- **What this task involves**: The exercise asks you to copy every line below in which "break" appears.

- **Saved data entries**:
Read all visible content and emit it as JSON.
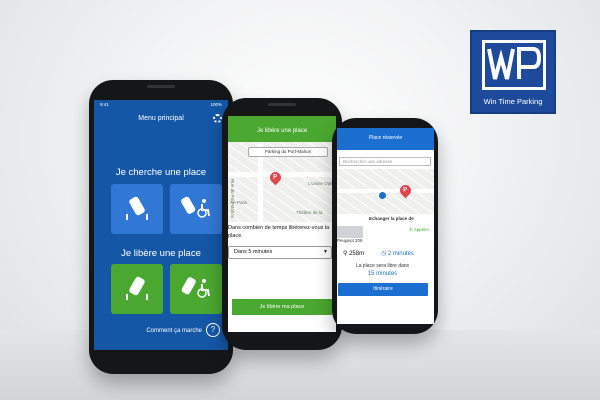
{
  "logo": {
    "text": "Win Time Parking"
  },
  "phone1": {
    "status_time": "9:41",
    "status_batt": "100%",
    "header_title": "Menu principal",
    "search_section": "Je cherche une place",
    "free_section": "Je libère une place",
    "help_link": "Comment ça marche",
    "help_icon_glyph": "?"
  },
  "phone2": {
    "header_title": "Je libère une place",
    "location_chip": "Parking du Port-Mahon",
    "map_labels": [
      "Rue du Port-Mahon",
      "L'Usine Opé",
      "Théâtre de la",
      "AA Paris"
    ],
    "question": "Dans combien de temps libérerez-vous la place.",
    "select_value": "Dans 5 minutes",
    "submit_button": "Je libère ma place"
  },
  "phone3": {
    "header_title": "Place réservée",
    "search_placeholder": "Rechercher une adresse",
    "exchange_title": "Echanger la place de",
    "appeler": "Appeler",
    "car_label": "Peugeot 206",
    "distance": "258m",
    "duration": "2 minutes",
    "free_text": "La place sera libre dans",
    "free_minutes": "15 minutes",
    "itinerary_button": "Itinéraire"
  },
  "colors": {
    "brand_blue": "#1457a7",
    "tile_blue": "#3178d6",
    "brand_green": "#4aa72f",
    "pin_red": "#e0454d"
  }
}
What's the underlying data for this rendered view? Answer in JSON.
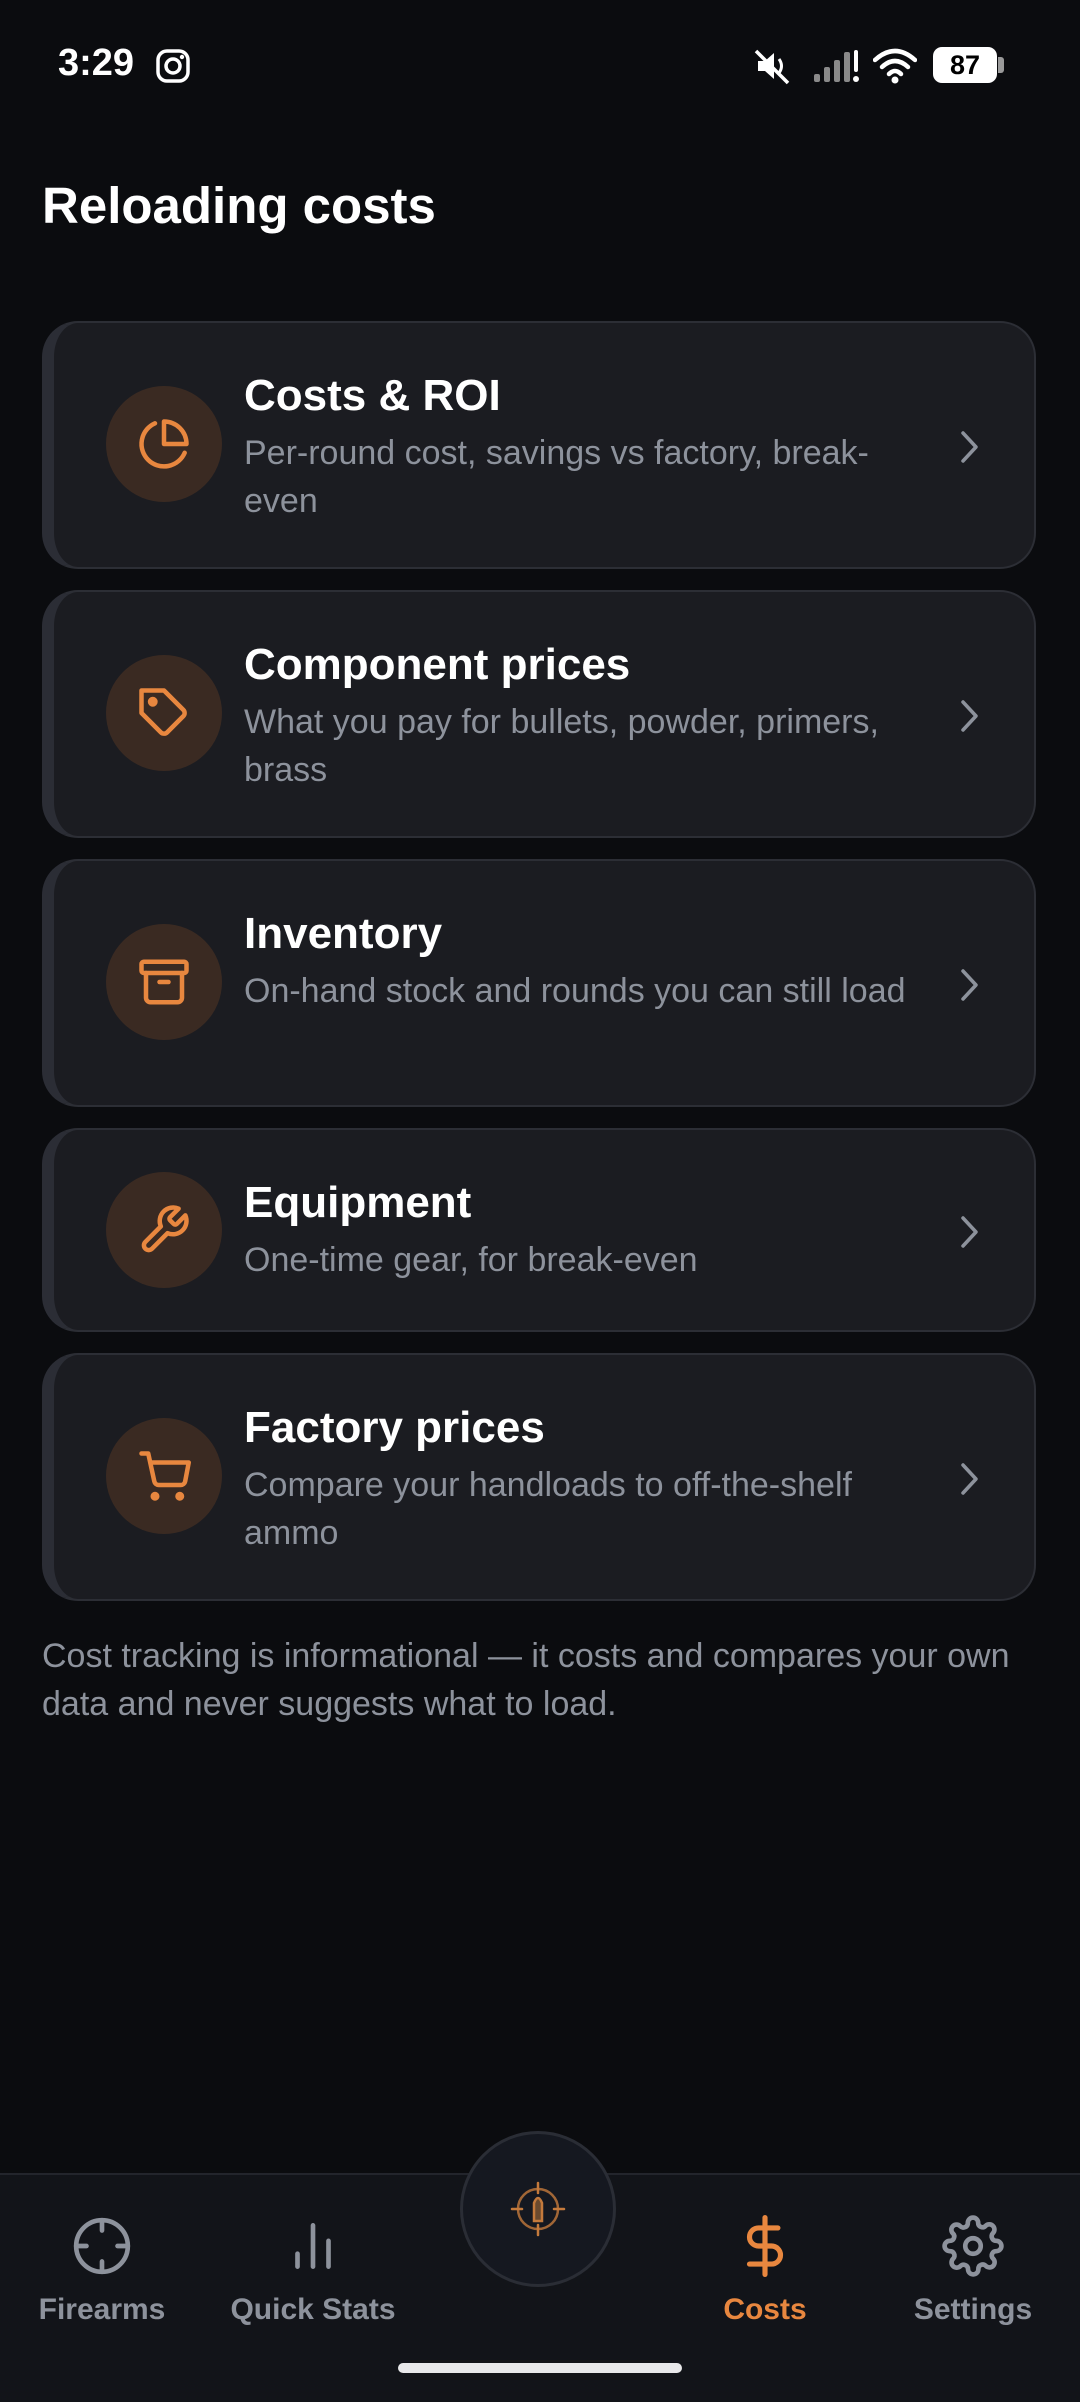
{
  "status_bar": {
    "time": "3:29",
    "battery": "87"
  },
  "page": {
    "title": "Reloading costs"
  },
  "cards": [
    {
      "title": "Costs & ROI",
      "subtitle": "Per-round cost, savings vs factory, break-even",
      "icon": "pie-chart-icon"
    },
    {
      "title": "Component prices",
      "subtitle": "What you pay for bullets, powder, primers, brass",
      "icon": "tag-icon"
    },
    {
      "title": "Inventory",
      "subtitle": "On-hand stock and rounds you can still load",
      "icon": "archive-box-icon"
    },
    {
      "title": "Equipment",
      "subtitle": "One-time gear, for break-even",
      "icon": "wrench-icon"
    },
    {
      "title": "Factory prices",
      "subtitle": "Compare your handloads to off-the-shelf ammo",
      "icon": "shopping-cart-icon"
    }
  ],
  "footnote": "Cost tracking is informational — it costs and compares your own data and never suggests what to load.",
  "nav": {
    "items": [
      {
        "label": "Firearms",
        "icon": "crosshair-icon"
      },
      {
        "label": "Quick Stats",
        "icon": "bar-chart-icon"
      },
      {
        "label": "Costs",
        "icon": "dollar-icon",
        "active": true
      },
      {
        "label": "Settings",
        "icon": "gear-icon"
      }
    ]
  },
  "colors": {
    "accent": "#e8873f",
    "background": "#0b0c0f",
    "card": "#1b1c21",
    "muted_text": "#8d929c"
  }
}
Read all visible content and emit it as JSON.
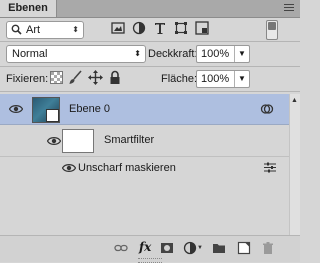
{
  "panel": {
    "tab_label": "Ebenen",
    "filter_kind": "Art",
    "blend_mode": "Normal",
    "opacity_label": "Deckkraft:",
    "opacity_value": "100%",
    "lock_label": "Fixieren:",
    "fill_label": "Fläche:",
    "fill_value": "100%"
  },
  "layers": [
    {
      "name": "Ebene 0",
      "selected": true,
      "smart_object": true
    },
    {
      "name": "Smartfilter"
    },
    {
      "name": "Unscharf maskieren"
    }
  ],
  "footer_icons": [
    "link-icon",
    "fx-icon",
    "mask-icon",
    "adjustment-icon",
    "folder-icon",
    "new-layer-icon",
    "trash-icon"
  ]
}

- **Result of the exercise**:
      "subtitle": "Per-round cost, savings vs factory, break-even",
      "subtitle": "One-time gear, for break-even",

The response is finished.